**** Records provided
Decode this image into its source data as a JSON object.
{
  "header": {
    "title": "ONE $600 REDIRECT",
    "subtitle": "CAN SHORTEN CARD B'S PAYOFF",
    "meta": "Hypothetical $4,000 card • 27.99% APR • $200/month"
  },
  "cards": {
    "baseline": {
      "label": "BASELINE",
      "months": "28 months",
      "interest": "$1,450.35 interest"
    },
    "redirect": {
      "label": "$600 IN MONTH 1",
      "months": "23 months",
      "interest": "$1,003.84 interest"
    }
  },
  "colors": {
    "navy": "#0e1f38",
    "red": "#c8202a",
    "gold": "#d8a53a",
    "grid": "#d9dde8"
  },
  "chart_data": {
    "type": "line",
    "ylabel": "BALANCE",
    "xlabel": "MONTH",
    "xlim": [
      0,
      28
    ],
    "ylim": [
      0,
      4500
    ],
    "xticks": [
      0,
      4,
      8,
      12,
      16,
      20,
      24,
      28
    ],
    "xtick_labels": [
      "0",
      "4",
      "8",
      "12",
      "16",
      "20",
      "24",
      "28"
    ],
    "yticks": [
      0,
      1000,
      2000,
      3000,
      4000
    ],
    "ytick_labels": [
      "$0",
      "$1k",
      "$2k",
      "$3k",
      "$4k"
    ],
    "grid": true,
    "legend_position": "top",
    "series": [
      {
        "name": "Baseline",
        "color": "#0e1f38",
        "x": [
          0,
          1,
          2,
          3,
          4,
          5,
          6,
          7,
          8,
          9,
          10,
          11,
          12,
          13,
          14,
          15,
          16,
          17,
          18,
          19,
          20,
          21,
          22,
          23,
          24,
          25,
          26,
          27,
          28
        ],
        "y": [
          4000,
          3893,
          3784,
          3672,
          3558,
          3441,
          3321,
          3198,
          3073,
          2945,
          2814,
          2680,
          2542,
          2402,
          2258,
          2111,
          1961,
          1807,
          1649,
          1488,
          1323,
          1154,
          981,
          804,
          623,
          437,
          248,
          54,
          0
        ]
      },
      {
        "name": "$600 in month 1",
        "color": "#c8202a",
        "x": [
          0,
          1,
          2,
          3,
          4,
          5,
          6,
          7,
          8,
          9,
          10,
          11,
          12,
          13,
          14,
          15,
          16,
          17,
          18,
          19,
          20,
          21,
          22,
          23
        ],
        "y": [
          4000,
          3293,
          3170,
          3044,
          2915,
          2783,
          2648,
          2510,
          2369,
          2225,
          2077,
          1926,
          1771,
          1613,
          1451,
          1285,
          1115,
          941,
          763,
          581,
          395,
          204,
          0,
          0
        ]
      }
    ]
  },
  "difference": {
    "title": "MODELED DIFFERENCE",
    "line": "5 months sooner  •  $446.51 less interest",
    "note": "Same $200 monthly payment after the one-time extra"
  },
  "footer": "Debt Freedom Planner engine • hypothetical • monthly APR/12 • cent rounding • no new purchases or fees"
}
********
Pull out each line of the entries that contains "months".

      "months": "28 months",
      "months": "23 months",
    "line": "5 months sooner  •  $446.51 less interest",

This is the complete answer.